What you are asked to do>
Filter the entries below down to the lines containing the string "connector". Treat uppercase and lowercase as different when matching.

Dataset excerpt
>>>>>
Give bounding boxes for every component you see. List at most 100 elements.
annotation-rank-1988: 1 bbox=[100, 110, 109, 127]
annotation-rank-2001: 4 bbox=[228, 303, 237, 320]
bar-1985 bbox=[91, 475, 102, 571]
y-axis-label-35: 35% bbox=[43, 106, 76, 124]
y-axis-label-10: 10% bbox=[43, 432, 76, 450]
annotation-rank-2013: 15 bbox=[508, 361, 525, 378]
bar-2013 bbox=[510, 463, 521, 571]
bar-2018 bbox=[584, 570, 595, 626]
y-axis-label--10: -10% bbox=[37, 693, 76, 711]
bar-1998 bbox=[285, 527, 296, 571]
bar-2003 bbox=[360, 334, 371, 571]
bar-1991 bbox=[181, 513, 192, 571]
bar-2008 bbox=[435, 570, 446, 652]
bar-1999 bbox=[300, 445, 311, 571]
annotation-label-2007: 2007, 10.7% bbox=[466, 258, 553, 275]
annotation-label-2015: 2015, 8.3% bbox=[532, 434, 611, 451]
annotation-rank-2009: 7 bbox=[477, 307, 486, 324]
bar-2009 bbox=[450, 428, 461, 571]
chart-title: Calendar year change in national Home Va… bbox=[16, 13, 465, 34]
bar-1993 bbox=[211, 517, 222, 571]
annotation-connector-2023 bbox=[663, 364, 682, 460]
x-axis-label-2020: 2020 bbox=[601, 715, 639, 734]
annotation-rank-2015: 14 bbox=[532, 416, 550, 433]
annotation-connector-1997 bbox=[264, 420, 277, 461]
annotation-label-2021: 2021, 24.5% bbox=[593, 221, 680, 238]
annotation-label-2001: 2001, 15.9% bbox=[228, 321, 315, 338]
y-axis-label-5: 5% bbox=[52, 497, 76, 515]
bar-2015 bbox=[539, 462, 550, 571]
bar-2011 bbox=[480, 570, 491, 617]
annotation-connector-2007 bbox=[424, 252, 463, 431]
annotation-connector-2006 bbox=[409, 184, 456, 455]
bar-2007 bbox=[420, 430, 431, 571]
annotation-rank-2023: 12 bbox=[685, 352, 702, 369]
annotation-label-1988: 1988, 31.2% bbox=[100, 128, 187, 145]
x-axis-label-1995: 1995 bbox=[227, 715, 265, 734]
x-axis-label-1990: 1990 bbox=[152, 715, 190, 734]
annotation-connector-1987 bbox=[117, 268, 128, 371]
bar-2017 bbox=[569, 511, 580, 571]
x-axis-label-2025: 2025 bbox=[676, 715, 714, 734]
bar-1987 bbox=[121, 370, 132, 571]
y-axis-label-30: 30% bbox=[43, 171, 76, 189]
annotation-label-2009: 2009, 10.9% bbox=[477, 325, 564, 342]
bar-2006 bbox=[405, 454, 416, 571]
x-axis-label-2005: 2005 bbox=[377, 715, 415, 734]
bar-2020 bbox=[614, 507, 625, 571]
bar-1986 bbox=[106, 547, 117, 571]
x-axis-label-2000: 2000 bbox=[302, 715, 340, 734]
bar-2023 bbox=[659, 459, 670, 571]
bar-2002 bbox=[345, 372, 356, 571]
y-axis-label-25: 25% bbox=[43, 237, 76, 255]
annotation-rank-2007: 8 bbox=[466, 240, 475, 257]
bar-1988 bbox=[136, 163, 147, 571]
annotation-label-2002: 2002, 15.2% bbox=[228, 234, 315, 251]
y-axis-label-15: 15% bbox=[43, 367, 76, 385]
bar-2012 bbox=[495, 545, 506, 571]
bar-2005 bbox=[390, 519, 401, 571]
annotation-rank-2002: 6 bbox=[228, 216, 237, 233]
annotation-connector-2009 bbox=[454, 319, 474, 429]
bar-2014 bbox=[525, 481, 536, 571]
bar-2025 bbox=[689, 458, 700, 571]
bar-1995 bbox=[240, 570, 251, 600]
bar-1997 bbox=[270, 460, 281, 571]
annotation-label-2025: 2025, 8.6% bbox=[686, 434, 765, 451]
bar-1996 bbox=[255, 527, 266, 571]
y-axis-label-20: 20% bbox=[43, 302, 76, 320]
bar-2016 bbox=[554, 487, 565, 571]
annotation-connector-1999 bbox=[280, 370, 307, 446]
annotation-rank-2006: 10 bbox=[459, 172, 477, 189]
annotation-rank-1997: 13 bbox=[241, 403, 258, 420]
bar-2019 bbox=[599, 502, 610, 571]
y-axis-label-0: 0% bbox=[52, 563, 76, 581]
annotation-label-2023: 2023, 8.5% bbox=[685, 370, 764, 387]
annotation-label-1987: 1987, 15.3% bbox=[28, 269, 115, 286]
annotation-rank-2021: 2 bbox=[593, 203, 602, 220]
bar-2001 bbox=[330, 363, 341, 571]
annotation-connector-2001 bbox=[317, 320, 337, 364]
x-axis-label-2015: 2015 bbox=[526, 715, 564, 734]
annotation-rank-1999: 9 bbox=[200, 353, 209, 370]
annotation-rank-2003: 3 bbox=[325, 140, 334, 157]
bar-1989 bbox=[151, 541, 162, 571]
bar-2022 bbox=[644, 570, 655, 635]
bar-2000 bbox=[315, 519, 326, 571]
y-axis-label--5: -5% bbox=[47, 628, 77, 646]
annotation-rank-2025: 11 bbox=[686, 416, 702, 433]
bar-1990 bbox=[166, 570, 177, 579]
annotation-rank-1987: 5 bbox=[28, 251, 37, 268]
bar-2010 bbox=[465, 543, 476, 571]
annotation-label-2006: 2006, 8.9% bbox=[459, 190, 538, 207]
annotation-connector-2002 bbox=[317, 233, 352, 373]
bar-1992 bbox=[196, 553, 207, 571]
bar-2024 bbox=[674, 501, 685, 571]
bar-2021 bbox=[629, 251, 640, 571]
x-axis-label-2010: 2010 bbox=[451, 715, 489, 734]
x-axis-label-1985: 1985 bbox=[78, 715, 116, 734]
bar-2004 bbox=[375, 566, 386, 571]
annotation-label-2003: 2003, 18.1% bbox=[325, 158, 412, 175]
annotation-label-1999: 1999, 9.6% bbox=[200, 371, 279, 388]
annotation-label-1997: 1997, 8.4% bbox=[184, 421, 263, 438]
<<<<<
Solution to this exercise>
annotation-connector-2023 bbox=[663, 364, 682, 460]
annotation-connector-1997 bbox=[264, 420, 277, 461]
annotation-connector-2007 bbox=[424, 252, 463, 431]
annotation-connector-2006 bbox=[409, 184, 456, 455]
annotation-connector-1987 bbox=[117, 268, 128, 371]
annotation-connector-2009 bbox=[454, 319, 474, 429]
annotation-connector-1999 bbox=[280, 370, 307, 446]
annotation-connector-2001 bbox=[317, 320, 337, 364]
annotation-connector-2002 bbox=[317, 233, 352, 373]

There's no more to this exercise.